◆ **SHORT EXERCISE**
Copy out all the data, word for word.
--- begin ENTRIES ---
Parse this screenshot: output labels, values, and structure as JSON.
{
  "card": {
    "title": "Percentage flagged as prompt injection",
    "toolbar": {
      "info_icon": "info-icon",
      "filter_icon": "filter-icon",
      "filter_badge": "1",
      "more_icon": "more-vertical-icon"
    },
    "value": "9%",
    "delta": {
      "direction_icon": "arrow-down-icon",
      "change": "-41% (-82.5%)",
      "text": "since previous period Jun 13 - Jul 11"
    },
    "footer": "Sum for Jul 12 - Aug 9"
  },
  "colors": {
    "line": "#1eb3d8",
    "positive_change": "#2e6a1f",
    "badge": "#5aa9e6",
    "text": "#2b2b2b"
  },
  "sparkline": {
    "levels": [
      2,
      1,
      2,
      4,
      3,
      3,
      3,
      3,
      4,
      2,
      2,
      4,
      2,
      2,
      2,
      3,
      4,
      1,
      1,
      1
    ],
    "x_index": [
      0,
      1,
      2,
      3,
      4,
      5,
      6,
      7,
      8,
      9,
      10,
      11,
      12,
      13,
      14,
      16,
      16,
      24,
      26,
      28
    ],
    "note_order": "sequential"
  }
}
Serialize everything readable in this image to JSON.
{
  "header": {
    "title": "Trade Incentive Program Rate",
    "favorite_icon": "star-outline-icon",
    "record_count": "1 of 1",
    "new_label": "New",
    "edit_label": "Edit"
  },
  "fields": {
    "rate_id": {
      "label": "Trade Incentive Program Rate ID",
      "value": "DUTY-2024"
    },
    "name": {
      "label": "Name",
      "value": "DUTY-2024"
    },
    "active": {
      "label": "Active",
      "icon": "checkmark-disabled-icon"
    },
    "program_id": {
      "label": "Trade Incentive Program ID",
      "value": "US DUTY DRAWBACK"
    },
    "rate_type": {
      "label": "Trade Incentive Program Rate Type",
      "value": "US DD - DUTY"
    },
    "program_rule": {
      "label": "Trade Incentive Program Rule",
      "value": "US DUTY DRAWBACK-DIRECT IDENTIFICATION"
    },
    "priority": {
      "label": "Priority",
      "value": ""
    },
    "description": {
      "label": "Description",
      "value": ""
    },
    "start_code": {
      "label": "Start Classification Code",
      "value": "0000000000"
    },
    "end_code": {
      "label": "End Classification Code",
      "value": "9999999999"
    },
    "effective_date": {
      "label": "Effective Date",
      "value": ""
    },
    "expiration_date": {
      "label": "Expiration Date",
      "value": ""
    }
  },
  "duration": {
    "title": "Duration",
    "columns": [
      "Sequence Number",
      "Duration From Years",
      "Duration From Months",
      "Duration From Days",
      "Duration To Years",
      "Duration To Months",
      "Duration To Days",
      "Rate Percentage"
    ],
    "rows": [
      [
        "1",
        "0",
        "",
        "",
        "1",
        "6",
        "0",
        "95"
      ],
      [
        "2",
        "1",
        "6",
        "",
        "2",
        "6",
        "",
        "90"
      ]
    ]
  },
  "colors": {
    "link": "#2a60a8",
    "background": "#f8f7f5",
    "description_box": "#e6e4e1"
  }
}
--- end ENTRIES ---
◆ **ANSWER FOR THIS EXERCISE**
Parse this screenshot: output labels, values, and structure as JSON.
{
  "card": {
    "title": "Percentage flagged as prompt injection",
    "toolbar": {
      "info_icon": "info-icon",
      "filter_icon": "filter-icon",
      "filter_badge": "1",
      "more_icon": "more-vertical-icon"
    },
    "value": "9%",
    "delta": {
      "direction_icon": "arrow-down-icon",
      "change": "-41% (-82.5%)",
      "text": "since previous period Jun 13 - Jul 11"
    },
    "footer": "Sum for Jul 12 - Aug 9"
  },
  "colors": {
    "line": "#1eb3d8",
    "positive_change": "#2e6a1f",
    "badge": "#5aa9e6",
    "text": "#2b2b2b"
  },
  "sparkline": {
    "levels": [
      2,
      1,
      2,
      4,
      3,
      3,
      3,
      3,
      4,
      2,
      2,
      4,
      2,
      2,
      2,
      3,
      4,
      1,
      1,
      1
    ],
    "x_index": [
      0,
      1,
      2,
      3,
      4,
      5,
      6,
      7,
      8,
      9,
      10,
      11,
      12,
      13,
      14,
      16,
      16,
      24,
      26,
      28
    ],
    "note_order": "sequential"
  }
}
Serialize everything readable in this image to JSON.
{
  "header": {
    "title": "Trade Incentive Program Rate",
    "favorite_icon": "star-outline-icon",
    "record_count": "1 of 1",
    "new_label": "New",
    "edit_label": "Edit"
  },
  "fields": {
    "rate_id": {
      "label": "Trade Incentive Program Rate ID",
      "value": "DUTY-2024"
    },
    "name": {
      "label": "Name",
      "value": "DUTY-2024"
    },
    "active": {
      "label": "Active",
      "icon": "checkmark-disabled-icon"
    },
    "program_id": {
      "label": "Trade Incentive Program ID",
      "value": "US DUTY DRAWBACK"
    },
    "rate_type": {
      "label": "Trade Incentive Program Rate Type",
      "value": "US DD - DUTY"
    },
    "program_rule": {
      "label": "Trade Incentive Program Rule",
      "value": "US DUTY DRAWBACK-DIRECT IDENTIFICATION"
    },
    "priority": {
      "label": "Priority",
      "value": ""
    },
    "description": {
      "label": "Description",
      "value": ""
    },
    "start_code": {
      "label": "Start Classification Code",
      "value": "0000000000"
    },
    "end_code": {
      "label": "End Classification Code",
      "value": "9999999999"
    },
    "effective_date": {
      "label": "Effective Date",
      "value": ""
    },
    "expiration_date": {
      "label": "Expiration Date",
      "value": ""
    }
  },
  "duration": {
    "title": "Duration",
    "columns": [
      "Sequence Number",
      "Duration From Years",
      "Duration From Months",
      "Duration From Days",
      "Duration To Years",
      "Duration To Months",
      "Duration To Days",
      "Rate Percentage"
    ],
    "rows": [
      [
        "1",
        "0",
        "",
        "",
        "1",
        "6",
        "0",
        "95"
      ],
      [
        "2",
        "1",
        "6",
        "",
        "2",
        "6",
        "",
        "90"
      ]
    ]
  },
  "colors": {
    "link": "#2a60a8",
    "background": "#f8f7f5",
    "description_box": "#e6e4e1"
  }
}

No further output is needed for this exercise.